_Action requise_
D'après le texte sur la transparence numérique, sur quoi se fonde le principe de « transparence numérique » ?

_Texte fourni_

De la « démocratie électronique » à la « transparence numérique » ?

La récente multiplication des textes réglementaires promouvant « l’ouverture » et la « transparence » des institutions, se démarque par une production discursive particulière : ces documents associent bien souvent l’idée de démocratie à une éthique de l’usage des médias informatisés. Dans la lignée de recherches précédentes, ce travail explore les liens qui se créent entre les discours d’escortes de l’idéologie techniciste et une volonté de modifier les rapports entre citoyens et institutions dans l’espace public grâce à la « transparence ». L’analyse comparative de textes institutionnels européens et nord-américains permet de comprendre la « transparence » comme le triomphe d’un modèle communicationnel dominé par un paradigme informationnel. Cette analyse est complétée par l’observation des dispositifs et des pratiques organisationnelles de deux institutions – en charge de dossiers controversés et fortement médiatisés. Il est alors possible d’explorer les limites de ce principe de « transparence numérique » qui se fonde sur l’accès aux documents par les médias informatisés et réduit la communication entre les acteurs à sa portion congrue. Ainsi, ce travail cherche à poursuivre la réflexion théorique engagée par les Sciences de l’Information et de la Communication et d’autres disciplines au sein des Sciences Sociales, sur les rapports qu’entretiennent les démocraties « postmodernes » avec les technologies de l’information et de la communication, conduisant à l’émergence d’une idéologie de la « démocratie électronique ».

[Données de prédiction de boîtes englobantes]
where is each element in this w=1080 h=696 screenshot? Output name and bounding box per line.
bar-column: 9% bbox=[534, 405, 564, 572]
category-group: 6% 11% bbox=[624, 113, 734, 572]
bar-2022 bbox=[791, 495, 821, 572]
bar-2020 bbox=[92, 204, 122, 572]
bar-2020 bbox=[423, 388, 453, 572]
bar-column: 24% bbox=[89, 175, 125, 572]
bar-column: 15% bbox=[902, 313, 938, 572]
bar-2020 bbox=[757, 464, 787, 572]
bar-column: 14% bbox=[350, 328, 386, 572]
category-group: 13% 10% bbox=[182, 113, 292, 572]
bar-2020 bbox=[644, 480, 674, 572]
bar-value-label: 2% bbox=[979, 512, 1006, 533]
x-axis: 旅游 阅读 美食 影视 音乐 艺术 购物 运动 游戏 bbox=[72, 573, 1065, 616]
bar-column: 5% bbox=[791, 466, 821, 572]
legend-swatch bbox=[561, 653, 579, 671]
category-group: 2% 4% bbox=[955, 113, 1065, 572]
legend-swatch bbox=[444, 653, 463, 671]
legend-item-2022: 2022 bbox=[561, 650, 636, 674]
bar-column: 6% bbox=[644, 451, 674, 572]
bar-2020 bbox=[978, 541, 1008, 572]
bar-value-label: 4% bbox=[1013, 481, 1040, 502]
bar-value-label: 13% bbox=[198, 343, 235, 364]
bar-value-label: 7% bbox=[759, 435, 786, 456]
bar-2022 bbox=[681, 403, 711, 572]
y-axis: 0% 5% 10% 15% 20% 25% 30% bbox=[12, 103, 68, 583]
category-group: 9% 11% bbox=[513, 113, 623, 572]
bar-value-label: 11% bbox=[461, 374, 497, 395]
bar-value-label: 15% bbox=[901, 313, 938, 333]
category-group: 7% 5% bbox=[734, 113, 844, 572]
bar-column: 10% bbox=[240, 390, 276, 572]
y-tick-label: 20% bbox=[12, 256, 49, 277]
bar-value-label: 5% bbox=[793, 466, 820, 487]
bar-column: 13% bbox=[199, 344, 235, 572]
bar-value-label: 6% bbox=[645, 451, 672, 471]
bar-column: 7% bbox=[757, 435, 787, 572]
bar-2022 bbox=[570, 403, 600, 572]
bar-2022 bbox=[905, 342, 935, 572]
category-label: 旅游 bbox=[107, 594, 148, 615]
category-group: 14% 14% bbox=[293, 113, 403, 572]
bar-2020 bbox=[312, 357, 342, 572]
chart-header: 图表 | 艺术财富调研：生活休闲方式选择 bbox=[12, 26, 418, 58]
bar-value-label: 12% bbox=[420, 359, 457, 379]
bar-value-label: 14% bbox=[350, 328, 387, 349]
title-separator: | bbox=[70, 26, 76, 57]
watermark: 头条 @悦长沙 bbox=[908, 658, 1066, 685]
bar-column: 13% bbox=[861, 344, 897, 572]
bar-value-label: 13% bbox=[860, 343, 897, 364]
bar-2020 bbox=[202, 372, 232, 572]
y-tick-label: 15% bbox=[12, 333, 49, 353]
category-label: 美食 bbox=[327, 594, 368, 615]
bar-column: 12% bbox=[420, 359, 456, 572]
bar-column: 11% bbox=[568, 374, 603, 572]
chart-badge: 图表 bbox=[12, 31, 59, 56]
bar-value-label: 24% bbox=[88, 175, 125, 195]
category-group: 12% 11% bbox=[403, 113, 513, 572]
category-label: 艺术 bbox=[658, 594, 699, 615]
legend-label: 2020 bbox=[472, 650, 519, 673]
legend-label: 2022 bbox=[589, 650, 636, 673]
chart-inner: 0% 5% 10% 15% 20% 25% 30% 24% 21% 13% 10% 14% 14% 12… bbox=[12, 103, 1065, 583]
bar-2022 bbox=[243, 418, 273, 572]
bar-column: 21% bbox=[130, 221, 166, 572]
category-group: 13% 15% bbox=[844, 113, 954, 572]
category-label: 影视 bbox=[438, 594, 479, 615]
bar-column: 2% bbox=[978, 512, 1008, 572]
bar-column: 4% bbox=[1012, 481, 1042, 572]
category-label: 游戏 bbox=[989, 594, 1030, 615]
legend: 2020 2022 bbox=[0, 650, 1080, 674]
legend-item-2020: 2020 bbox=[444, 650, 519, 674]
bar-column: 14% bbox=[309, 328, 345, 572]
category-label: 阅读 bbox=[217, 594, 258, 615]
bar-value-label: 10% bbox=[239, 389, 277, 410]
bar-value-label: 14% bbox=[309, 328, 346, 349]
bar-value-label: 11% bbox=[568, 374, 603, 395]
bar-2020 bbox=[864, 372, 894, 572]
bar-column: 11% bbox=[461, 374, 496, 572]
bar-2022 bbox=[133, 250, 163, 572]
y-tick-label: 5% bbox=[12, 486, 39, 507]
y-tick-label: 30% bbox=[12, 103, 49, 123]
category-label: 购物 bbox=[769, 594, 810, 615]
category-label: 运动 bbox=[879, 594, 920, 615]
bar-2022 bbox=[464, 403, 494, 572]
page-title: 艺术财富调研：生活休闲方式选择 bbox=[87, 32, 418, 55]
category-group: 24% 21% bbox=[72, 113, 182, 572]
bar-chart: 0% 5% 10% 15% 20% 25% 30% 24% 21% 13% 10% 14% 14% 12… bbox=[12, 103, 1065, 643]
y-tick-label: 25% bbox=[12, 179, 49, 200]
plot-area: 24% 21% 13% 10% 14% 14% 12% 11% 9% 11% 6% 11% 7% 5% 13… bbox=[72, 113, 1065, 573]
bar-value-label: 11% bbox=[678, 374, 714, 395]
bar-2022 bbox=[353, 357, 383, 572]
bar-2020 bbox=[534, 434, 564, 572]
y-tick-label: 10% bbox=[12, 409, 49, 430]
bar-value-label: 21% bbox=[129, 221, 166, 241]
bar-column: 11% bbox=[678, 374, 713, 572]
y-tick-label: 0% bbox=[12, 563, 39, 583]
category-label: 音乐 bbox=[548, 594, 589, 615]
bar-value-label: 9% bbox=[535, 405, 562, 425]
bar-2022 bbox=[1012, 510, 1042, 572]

_Résultat de la tâche_
Il se fonde sur l'accès aux documents par les médias informatisés.